What you are asked to do: Using the listing below, please gather every line containing the word "color".

Data to process:
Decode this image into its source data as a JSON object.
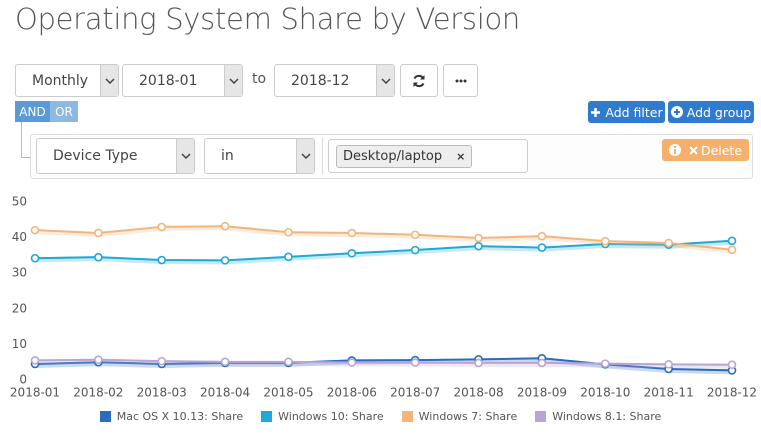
{
  "header": {
    "title": "Operating System Share by Version"
  },
  "toolbar": {
    "period": "Monthly",
    "from": "2018-01",
    "to_label": "to",
    "to": "2018-12"
  },
  "filters": {
    "and": "AND",
    "or": "OR",
    "add_filter": "Add filter",
    "add_group": "Add group",
    "rule": {
      "field": "Device Type",
      "operator": "in",
      "value": "Desktop/laptop",
      "remove": "×",
      "delete": "Delete"
    }
  },
  "chart_data": {
    "type": "line",
    "categories": [
      "2018-01",
      "2018-02",
      "2018-03",
      "2018-04",
      "2018-05",
      "2018-06",
      "2018-07",
      "2018-08",
      "2018-09",
      "2018-10",
      "2018-11",
      "2018-12"
    ],
    "series": [
      {
        "name": "Mac OS X 10.13: Share",
        "color": "#2a6cbf",
        "values": [
          4.5,
          5.0,
          4.5,
          4.8,
          4.8,
          5.5,
          5.6,
          5.8,
          6.1,
          4.4,
          3.1,
          2.7
        ]
      },
      {
        "name": "Windows 10: Share",
        "color": "#1ea8dc",
        "values": [
          34.2,
          34.5,
          33.7,
          33.6,
          34.6,
          35.6,
          36.5,
          37.6,
          37.2,
          38.2,
          38.0,
          39.1
        ]
      },
      {
        "name": "Windows 7: Share",
        "color": "#f4b57d",
        "values": [
          42.1,
          41.3,
          43.0,
          43.2,
          41.5,
          41.3,
          40.8,
          39.9,
          40.4,
          39.0,
          38.5,
          36.6
        ]
      },
      {
        "name": "Windows 8.1: Share",
        "color": "#b9a5d3",
        "values": [
          5.5,
          5.7,
          5.3,
          5.1,
          5.1,
          4.9,
          4.9,
          4.8,
          4.8,
          4.6,
          4.4,
          4.3
        ]
      }
    ],
    "ylim": [
      0,
      50
    ],
    "yticks": [
      0,
      10,
      20,
      30,
      40,
      50
    ],
    "grid": false,
    "legend": "bottom"
  }
}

Solution to this task:
        "color": "#2a6cbf",
        "color": "#1ea8dc",
        "color": "#f4b57d",
        "color": "#b9a5d3",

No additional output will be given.